Problem
Return every record exactly as written.

-------- Data section

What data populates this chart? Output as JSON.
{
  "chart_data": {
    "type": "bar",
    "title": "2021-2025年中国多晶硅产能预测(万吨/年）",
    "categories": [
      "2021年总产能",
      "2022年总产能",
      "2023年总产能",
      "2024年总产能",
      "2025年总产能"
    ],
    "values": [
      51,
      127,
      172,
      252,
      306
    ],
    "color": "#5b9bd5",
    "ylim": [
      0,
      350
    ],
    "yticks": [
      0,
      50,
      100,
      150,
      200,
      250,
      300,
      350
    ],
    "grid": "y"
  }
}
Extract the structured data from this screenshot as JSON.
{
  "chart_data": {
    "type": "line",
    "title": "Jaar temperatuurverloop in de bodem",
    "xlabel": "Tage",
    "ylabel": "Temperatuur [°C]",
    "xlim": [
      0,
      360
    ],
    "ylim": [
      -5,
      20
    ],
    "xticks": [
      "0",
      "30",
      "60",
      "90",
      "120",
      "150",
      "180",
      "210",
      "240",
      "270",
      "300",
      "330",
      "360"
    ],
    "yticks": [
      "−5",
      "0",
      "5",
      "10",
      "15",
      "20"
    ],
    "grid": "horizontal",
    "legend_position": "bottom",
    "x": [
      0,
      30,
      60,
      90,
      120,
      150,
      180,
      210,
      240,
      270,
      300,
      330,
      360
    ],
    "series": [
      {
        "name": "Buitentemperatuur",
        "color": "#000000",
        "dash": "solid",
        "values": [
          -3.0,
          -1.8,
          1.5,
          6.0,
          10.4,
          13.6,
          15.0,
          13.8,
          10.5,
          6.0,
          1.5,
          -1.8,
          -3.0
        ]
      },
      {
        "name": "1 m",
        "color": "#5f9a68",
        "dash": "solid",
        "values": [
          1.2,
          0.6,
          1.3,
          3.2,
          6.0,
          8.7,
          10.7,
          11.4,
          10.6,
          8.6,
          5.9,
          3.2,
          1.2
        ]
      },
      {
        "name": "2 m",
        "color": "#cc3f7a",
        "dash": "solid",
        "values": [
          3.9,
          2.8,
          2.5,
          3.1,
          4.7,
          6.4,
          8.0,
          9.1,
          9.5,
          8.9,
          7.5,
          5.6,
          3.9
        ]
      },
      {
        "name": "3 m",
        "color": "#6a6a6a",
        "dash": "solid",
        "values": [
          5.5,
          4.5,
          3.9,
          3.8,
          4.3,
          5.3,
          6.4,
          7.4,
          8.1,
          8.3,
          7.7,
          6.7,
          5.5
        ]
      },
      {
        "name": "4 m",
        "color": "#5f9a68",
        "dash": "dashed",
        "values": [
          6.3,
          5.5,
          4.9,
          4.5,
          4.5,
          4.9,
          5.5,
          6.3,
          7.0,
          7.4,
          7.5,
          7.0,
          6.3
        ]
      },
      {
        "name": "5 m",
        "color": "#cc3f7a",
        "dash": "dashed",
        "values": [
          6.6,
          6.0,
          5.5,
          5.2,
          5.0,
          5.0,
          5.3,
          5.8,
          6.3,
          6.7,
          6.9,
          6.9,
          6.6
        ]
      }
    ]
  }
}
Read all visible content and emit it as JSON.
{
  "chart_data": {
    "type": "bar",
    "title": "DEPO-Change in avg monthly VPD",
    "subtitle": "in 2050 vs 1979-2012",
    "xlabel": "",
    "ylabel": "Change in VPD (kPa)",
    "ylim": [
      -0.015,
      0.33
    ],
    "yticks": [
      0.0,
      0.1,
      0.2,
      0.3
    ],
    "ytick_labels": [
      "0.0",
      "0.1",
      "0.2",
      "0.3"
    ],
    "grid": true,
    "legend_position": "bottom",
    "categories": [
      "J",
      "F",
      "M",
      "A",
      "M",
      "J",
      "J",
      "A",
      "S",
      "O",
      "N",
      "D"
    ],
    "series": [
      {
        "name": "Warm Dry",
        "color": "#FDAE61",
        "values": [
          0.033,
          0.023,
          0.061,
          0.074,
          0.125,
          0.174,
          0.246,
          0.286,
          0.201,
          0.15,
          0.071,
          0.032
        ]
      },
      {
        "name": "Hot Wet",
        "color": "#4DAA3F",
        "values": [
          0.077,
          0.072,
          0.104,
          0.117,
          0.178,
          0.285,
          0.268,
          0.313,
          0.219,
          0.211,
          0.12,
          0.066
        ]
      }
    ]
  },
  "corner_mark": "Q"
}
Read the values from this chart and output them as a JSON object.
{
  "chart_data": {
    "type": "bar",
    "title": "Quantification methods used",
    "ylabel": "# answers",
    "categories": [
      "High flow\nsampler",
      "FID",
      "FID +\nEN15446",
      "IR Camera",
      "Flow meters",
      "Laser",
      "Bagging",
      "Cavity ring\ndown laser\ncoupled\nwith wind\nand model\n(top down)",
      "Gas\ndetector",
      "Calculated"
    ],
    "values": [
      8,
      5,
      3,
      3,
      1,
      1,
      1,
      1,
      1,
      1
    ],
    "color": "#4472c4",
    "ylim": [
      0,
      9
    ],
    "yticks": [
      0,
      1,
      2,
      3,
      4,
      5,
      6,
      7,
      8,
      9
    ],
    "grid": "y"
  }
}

----------------

Written response
What data populates this chart? Output as JSON.
{
  "chart_data": {
    "type": "bar",
    "title": "2021-2025年中国多晶硅产能预测(万吨/年）",
    "categories": [
      "2021年总产能",
      "2022年总产能",
      "2023年总产能",
      "2024年总产能",
      "2025年总产能"
    ],
    "values": [
      51,
      127,
      172,
      252,
      306
    ],
    "color": "#5b9bd5",
    "ylim": [
      0,
      350
    ],
    "yticks": [
      0,
      50,
      100,
      150,
      200,
      250,
      300,
      350
    ],
    "grid": "y"
  }
}
Extract the structured data from this screenshot as JSON.
{
  "chart_data": {
    "type": "line",
    "title": "Jaar temperatuurverloop in de bodem",
    "xlabel": "Tage",
    "ylabel": "Temperatuur [°C]",
    "xlim": [
      0,
      360
    ],
    "ylim": [
      -5,
      20
    ],
    "xticks": [
      "0",
      "30",
      "60",
      "90",
      "120",
      "150",
      "180",
      "210",
      "240",
      "270",
      "300",
      "330",
      "360"
    ],
    "yticks": [
      "−5",
      "0",
      "5",
      "10",
      "15",
      "20"
    ],
    "grid": "horizontal",
    "legend_position": "bottom",
    "x": [
      0,
      30,
      60,
      90,
      120,
      150,
      180,
      210,
      240,
      270,
      300,
      330,
      360
    ],
    "series": [
      {
        "name": "Buitentemperatuur",
        "color": "#000000",
        "dash": "solid",
        "values": [
          -3.0,
          -1.8,
          1.5,
          6.0,
          10.4,
          13.6,
          15.0,
          13.8,
          10.5,
          6.0,
          1.5,
          -1.8,
          -3.0
        ]
      },
      {
        "name": "1 m",
        "color": "#5f9a68",
        "dash": "solid",
        "values": [
          1.2,
          0.6,
          1.3,
          3.2,
          6.0,
          8.7,
          10.7,
          11.4,
          10.6,
          8.6,
          5.9,
          3.2,
          1.2
        ]
      },
      {
        "name": "2 m",
        "color": "#cc3f7a",
        "dash": "solid",
        "values": [
          3.9,
          2.8,
          2.5,
          3.1,
          4.7,
          6.4,
          8.0,
          9.1,
          9.5,
          8.9,
          7.5,
          5.6,
          3.9
        ]
      },
      {
        "name": "3 m",
        "color": "#6a6a6a",
        "dash": "solid",
        "values": [
          5.5,
          4.5,
          3.9,
          3.8,
          4.3,
          5.3,
          6.4,
          7.4,
          8.1,
          8.3,
          7.7,
          6.7,
          5.5
        ]
      },
      {
        "name": "4 m",
        "color": "#5f9a68",
        "dash": "dashed",
        "values": [
          6.3,
          5.5,
          4.9,
          4.5,
          4.5,
          4.9,
          5.5,
          6.3,
          7.0,
          7.4,
          7.5,
          7.0,
          6.3
        ]
      },
      {
        "name": "5 m",
        "color": "#cc3f7a",
        "dash": "dashed",
        "values": [
          6.6,
          6.0,
          5.5,
          5.2,
          5.0,
          5.0,
          5.3,
          5.8,
          6.3,
          6.7,
          6.9,
          6.9,
          6.6
        ]
      }
    ]
  }
}
Read all visible content and emit it as JSON.
{
  "chart_data": {
    "type": "bar",
    "title": "DEPO-Change in avg monthly VPD",
    "subtitle": "in 2050 vs 1979-2012",
    "xlabel": "",
    "ylabel": "Change in VPD (kPa)",
    "ylim": [
      -0.015,
      0.33
    ],
    "yticks": [
      0.0,
      0.1,
      0.2,
      0.3
    ],
    "ytick_labels": [
      "0.0",
      "0.1",
      "0.2",
      "0.3"
    ],
    "grid": true,
    "legend_position": "bottom",
    "categories": [
      "J",
      "F",
      "M",
      "A",
      "M",
      "J",
      "J",
      "A",
      "S",
      "O",
      "N",
      "D"
    ],
    "series": [
      {
        "name": "Warm Dry",
        "color": "#FDAE61",
        "values": [
          0.033,
          0.023,
          0.061,
          0.074,
          0.125,
          0.174,
          0.246,
          0.286,
          0.201,
          0.15,
          0.071,
          0.032
        ]
      },
      {
        "name": "Hot Wet",
        "color": "#4DAA3F",
        "values": [
          0.077,
          0.072,
          0.104,
          0.117,
          0.178,
          0.285,
          0.268,
          0.313,
          0.219,
          0.211,
          0.12,
          0.066
        ]
      }
    ]
  },
  "corner_mark": "Q"
}
Read the values from this chart and output them as a JSON object.
{
  "chart_data": {
    "type": "bar",
    "title": "Quantification methods used",
    "ylabel": "# answers",
    "categories": [
      "High flow\nsampler",
      "FID",
      "FID +\nEN15446",
      "IR Camera",
      "Flow meters",
      "Laser",
      "Bagging",
      "Cavity ring\ndown laser\ncoupled\nwith wind\nand model\n(top down)",
      "Gas\ndetector",
      "Calculated"
    ],
    "values": [
      8,
      5,
      3,
      3,
      1,
      1,
      1,
      1,
      1,
      1
    ],
    "color": "#4472c4",
    "ylim": [
      0,
      9
    ],
    "yticks": [
      0,
      1,
      2,
      3,
      4,
      5,
      6,
      7,
      8,
      9
    ],
    "grid": "y"
  }
}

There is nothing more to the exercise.